* _AIM_:
Tally every line of the listing below that holds "from", then give the tally alone.

* * *

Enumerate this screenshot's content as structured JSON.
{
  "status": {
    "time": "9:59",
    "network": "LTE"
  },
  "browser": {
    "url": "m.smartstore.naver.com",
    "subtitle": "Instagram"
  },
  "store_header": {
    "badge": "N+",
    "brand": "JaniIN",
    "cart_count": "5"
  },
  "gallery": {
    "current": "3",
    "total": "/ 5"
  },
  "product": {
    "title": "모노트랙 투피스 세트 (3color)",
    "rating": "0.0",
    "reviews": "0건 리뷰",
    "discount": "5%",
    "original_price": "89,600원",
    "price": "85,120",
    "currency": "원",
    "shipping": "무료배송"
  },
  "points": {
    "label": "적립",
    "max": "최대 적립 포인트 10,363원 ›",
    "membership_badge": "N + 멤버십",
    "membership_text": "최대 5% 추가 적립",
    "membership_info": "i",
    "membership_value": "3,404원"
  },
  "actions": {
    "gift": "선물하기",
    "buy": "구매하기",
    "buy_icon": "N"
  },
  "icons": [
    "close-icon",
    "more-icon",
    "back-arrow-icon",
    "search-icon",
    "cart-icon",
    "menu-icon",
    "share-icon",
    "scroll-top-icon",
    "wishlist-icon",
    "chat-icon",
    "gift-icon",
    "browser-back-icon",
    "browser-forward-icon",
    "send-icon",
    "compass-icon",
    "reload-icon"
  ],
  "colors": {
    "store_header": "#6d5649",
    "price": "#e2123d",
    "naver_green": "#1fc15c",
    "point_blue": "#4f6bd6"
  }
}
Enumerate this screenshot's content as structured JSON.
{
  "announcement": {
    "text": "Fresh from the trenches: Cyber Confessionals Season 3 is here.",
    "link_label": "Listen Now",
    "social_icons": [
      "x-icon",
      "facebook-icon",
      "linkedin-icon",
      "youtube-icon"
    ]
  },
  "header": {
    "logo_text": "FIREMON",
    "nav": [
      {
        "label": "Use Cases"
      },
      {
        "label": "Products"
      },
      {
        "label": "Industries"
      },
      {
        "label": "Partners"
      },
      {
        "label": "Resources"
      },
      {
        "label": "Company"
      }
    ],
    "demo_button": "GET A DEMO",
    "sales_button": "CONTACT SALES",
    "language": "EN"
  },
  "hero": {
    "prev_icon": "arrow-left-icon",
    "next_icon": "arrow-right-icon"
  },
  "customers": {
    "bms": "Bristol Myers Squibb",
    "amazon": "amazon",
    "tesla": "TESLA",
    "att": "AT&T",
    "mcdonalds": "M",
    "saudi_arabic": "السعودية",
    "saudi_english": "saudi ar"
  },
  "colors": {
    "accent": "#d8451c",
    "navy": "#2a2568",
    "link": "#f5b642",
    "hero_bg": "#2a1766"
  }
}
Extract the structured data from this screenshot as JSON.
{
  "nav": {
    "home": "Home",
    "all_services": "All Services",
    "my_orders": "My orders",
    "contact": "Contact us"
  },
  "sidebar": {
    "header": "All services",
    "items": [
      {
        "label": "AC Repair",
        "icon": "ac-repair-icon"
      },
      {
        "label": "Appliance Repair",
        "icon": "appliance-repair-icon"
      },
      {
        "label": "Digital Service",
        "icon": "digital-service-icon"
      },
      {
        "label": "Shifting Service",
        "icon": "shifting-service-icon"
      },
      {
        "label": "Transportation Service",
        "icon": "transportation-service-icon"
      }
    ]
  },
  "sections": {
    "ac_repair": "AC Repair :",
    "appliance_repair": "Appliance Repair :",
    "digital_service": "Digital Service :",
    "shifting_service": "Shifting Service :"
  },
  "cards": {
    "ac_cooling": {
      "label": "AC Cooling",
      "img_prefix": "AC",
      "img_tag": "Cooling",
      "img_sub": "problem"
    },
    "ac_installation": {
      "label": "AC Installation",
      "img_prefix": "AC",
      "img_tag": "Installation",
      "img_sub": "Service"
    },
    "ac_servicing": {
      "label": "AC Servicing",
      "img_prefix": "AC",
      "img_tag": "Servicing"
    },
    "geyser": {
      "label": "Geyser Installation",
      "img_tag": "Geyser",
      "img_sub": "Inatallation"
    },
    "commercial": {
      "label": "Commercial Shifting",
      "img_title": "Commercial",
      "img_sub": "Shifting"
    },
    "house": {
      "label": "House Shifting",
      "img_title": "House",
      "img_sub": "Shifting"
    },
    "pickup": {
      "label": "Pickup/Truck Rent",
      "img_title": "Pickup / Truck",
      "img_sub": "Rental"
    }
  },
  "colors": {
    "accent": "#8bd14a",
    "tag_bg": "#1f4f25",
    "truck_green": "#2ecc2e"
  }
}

* * *

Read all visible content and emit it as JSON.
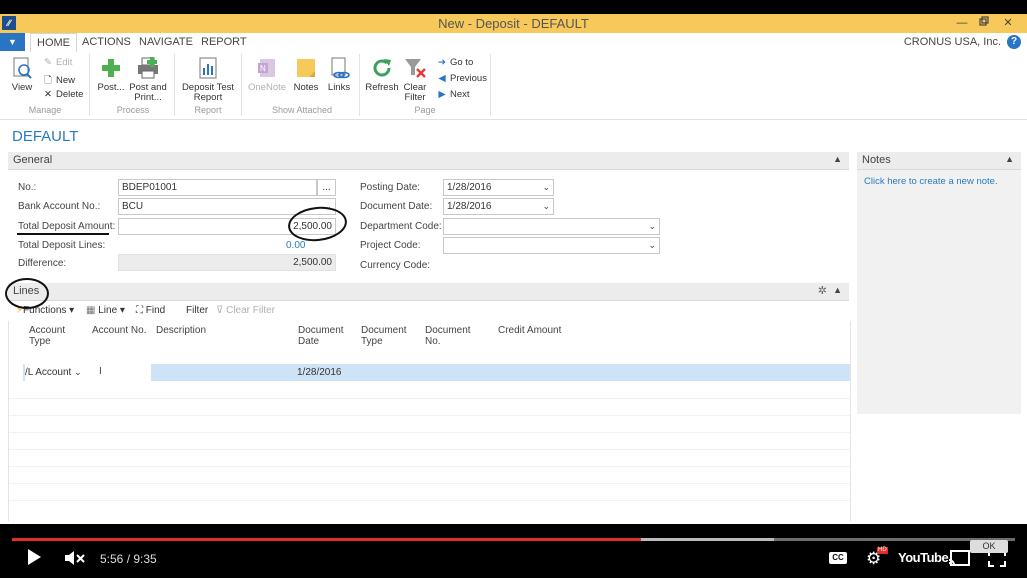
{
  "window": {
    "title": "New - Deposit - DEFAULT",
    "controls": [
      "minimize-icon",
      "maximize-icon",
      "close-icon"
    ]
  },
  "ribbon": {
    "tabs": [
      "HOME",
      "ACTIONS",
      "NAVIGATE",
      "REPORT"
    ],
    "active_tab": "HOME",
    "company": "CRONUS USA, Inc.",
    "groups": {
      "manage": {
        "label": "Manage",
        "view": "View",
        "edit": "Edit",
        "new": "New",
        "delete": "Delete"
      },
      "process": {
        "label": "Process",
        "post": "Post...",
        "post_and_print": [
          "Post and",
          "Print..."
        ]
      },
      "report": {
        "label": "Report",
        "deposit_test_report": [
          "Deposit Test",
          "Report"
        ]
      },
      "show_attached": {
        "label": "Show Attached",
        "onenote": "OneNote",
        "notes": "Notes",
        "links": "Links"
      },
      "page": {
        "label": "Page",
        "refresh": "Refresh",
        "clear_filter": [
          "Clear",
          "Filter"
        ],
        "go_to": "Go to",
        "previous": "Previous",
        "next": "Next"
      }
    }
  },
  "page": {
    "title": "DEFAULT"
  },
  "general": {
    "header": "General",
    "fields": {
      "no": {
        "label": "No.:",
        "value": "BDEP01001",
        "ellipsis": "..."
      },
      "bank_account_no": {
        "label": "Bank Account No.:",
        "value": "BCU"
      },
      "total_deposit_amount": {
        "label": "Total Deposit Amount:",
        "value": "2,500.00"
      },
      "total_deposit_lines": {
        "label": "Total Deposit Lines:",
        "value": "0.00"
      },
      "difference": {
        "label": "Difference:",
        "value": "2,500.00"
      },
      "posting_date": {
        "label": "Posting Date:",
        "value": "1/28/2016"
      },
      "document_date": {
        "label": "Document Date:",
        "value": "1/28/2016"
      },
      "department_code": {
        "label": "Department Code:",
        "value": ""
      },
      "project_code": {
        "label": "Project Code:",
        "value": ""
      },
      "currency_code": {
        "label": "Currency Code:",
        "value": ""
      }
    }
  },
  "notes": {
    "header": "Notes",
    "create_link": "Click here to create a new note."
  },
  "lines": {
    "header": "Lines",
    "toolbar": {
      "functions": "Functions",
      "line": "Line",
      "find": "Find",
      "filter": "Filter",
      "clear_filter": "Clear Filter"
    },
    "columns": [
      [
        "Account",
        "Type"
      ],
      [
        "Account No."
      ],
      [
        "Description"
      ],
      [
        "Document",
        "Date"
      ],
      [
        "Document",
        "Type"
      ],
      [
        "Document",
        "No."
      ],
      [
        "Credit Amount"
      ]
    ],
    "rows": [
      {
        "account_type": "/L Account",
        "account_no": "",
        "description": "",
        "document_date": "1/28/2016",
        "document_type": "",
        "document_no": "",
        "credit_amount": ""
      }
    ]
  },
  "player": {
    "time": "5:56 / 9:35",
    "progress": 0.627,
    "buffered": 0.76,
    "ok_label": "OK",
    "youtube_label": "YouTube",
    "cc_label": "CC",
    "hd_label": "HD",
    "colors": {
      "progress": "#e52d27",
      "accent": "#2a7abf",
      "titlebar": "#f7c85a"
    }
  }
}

* * *

* _RESULT OF THE TASK_:
2